::: Data for this exercise
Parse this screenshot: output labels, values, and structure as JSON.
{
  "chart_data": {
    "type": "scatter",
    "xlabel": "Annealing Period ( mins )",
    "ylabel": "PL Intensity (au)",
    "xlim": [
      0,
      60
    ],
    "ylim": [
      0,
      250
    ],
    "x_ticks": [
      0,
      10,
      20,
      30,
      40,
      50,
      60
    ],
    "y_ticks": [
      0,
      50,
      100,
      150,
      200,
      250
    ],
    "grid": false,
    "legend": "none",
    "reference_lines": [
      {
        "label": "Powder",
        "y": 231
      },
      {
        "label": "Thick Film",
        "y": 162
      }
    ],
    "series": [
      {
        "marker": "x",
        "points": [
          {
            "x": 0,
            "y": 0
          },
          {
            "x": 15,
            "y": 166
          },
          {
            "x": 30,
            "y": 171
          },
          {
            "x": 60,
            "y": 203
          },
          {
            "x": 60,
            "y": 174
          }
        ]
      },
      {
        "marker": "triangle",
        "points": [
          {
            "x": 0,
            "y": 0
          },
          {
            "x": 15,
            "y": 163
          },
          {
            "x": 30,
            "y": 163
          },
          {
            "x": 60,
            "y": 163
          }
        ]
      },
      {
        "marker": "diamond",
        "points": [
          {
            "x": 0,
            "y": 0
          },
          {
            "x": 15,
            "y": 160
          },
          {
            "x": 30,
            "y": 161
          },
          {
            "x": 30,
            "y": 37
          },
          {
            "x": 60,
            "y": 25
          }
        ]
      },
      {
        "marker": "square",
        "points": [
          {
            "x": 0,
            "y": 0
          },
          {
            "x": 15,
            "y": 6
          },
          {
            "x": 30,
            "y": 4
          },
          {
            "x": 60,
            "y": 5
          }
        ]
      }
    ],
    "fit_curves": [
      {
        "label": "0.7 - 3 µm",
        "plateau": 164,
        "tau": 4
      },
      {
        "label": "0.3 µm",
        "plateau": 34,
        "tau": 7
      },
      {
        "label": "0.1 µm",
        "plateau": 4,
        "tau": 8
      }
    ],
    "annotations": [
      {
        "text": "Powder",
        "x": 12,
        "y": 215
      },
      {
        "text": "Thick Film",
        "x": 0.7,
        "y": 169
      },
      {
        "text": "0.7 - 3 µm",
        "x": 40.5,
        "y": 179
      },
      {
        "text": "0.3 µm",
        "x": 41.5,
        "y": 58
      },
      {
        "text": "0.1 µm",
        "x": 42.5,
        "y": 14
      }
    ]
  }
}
::::::
**Exercise directions:**
Output every line above without altering anything.

**Completed exercise:**
Parse this screenshot: output labels, values, and structure as JSON.
{
  "chart_data": {
    "type": "scatter",
    "xlabel": "Annealing Period ( mins )",
    "ylabel": "PL Intensity (au)",
    "xlim": [
      0,
      60
    ],
    "ylim": [
      0,
      250
    ],
    "x_ticks": [
      0,
      10,
      20,
      30,
      40,
      50,
      60
    ],
    "y_ticks": [
      0,
      50,
      100,
      150,
      200,
      250
    ],
    "grid": false,
    "legend": "none",
    "reference_lines": [
      {
        "label": "Powder",
        "y": 231
      },
      {
        "label": "Thick Film",
        "y": 162
      }
    ],
    "series": [
      {
        "marker": "x",
        "points": [
          {
            "x": 0,
            "y": 0
          },
          {
            "x": 15,
            "y": 166
          },
          {
            "x": 30,
            "y": 171
          },
          {
            "x": 60,
            "y": 203
          },
          {
            "x": 60,
            "y": 174
          }
        ]
      },
      {
        "marker": "triangle",
        "points": [
          {
            "x": 0,
            "y": 0
          },
          {
            "x": 15,
            "y": 163
          },
          {
            "x": 30,
            "y": 163
          },
          {
            "x": 60,
            "y": 163
          }
        ]
      },
      {
        "marker": "diamond",
        "points": [
          {
            "x": 0,
            "y": 0
          },
          {
            "x": 15,
            "y": 160
          },
          {
            "x": 30,
            "y": 161
          },
          {
            "x": 30,
            "y": 37
          },
          {
            "x": 60,
            "y": 25
          }
        ]
      },
      {
        "marker": "square",
        "points": [
          {
            "x": 0,
            "y": 0
          },
          {
            "x": 15,
            "y": 6
          },
          {
            "x": 30,
            "y": 4
          },
          {
            "x": 60,
            "y": 5
          }
        ]
      }
    ],
    "fit_curves": [
      {
        "label": "0.7 - 3 µm",
        "plateau": 164,
        "tau": 4
      },
      {
        "label": "0.3 µm",
        "plateau": 34,
        "tau": 7
      },
      {
        "label": "0.1 µm",
        "plateau": 4,
        "tau": 8
      }
    ],
    "annotations": [
      {
        "text": "Powder",
        "x": 12,
        "y": 215
      },
      {
        "text": "Thick Film",
        "x": 0.7,
        "y": 169
      },
      {
        "text": "0.7 - 3 µm",
        "x": 40.5,
        "y": 179
      },
      {
        "text": "0.3 µm",
        "x": 41.5,
        "y": 58
      },
      {
        "text": "0.1 µm",
        "x": 42.5,
        "y": 14
      }
    ]
  }
}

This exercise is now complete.